> _Given data_
§ §

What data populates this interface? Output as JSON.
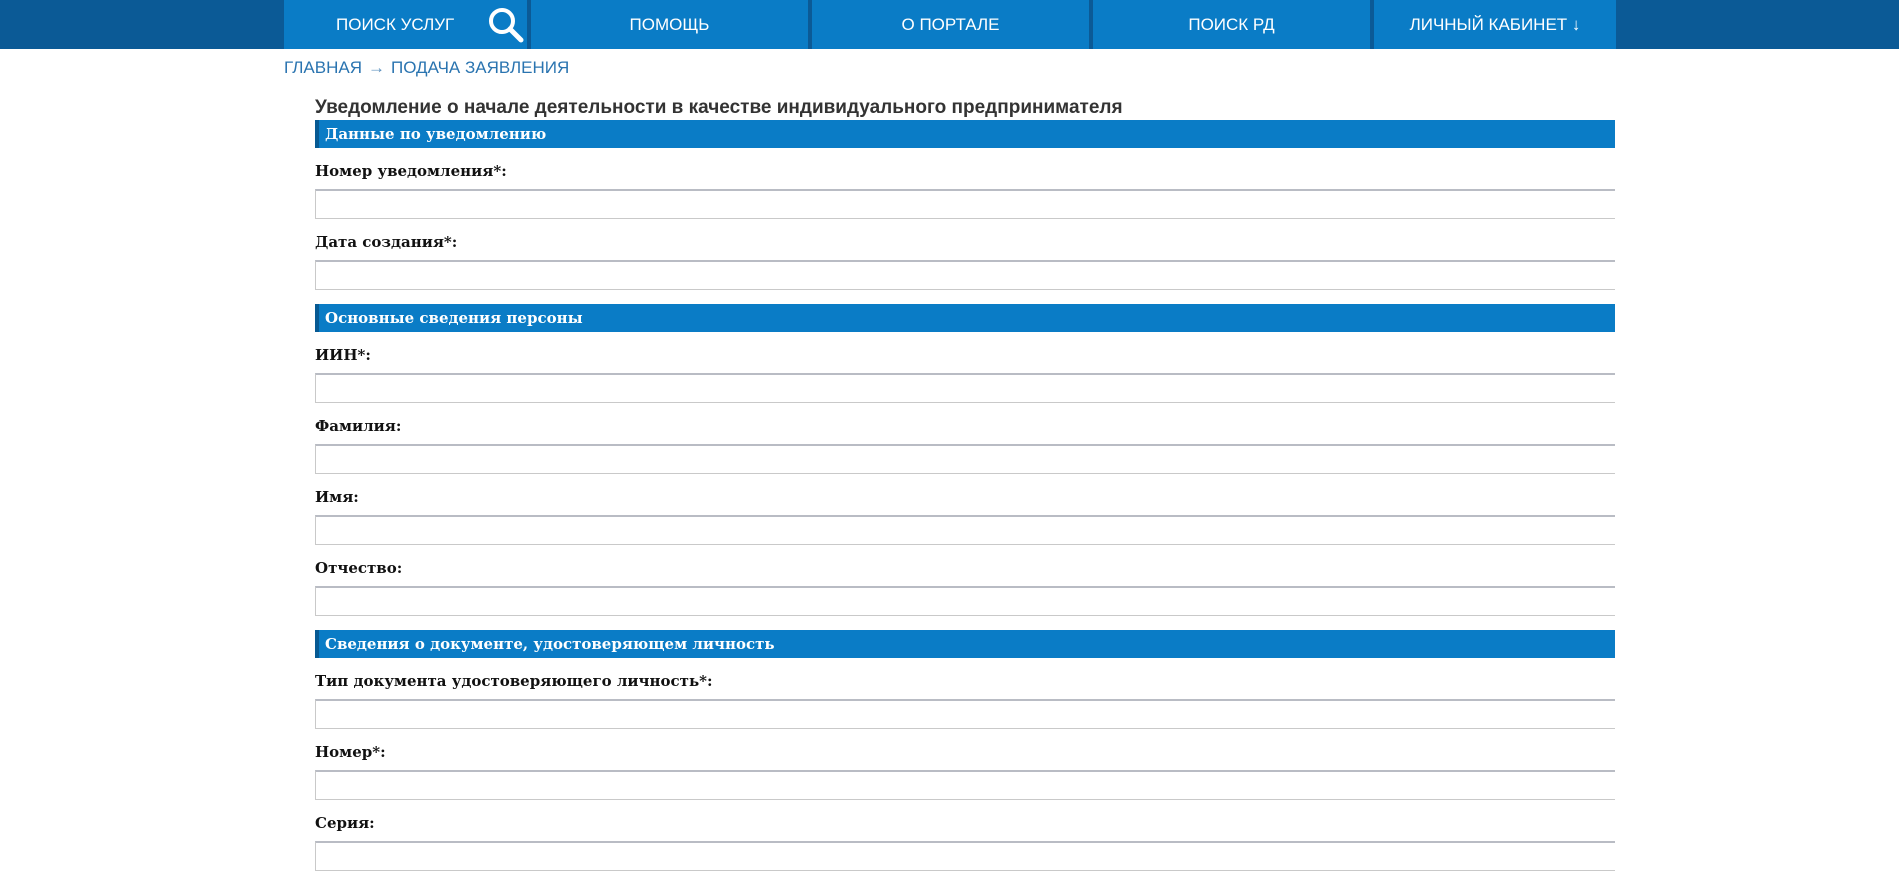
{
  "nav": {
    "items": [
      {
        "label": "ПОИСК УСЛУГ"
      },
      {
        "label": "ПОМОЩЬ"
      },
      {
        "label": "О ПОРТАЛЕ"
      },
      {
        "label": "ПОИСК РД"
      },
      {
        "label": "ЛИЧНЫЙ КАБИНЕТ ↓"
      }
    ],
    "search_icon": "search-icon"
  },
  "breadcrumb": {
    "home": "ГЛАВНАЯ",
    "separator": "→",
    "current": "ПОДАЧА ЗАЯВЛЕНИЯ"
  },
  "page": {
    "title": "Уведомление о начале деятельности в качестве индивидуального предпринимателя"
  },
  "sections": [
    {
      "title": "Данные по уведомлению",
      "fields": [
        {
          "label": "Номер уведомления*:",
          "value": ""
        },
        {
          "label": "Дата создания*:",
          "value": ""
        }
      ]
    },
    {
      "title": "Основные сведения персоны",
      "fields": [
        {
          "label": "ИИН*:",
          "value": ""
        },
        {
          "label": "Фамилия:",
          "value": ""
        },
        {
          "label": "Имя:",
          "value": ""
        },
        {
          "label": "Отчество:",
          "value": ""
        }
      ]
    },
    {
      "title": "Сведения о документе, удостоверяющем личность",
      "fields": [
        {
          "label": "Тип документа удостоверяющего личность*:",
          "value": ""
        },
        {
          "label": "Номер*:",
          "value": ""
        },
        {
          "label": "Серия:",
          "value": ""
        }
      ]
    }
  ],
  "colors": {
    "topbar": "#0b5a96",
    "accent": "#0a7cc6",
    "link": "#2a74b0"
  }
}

§ §

> _The problem_
Please transcribe the material above exactly as written. Leave the pictures out.

> _Solved problem_
What data populates this interface? Output as JSON.
{
  "nav": {
    "items": [
      {
        "label": "ПОИСК УСЛУГ"
      },
      {
        "label": "ПОМОЩЬ"
      },
      {
        "label": "О ПОРТАЛЕ"
      },
      {
        "label": "ПОИСК РД"
      },
      {
        "label": "ЛИЧНЫЙ КАБИНЕТ ↓"
      }
    ],
    "search_icon": "search-icon"
  },
  "breadcrumb": {
    "home": "ГЛАВНАЯ",
    "separator": "→",
    "current": "ПОДАЧА ЗАЯВЛЕНИЯ"
  },
  "page": {
    "title": "Уведомление о начале деятельности в качестве индивидуального предпринимателя"
  },
  "sections": [
    {
      "title": "Данные по уведомлению",
      "fields": [
        {
          "label": "Номер уведомления*:",
          "value": ""
        },
        {
          "label": "Дата создания*:",
          "value": ""
        }
      ]
    },
    {
      "title": "Основные сведения персоны",
      "fields": [
        {
          "label": "ИИН*:",
          "value": ""
        },
        {
          "label": "Фамилия:",
          "value": ""
        },
        {
          "label": "Имя:",
          "value": ""
        },
        {
          "label": "Отчество:",
          "value": ""
        }
      ]
    },
    {
      "title": "Сведения о документе, удостоверяющем личность",
      "fields": [
        {
          "label": "Тип документа удостоверяющего личность*:",
          "value": ""
        },
        {
          "label": "Номер*:",
          "value": ""
        },
        {
          "label": "Серия:",
          "value": ""
        }
      ]
    }
  ],
  "colors": {
    "topbar": "#0b5a96",
    "accent": "#0a7cc6",
    "link": "#2a74b0"
  }
}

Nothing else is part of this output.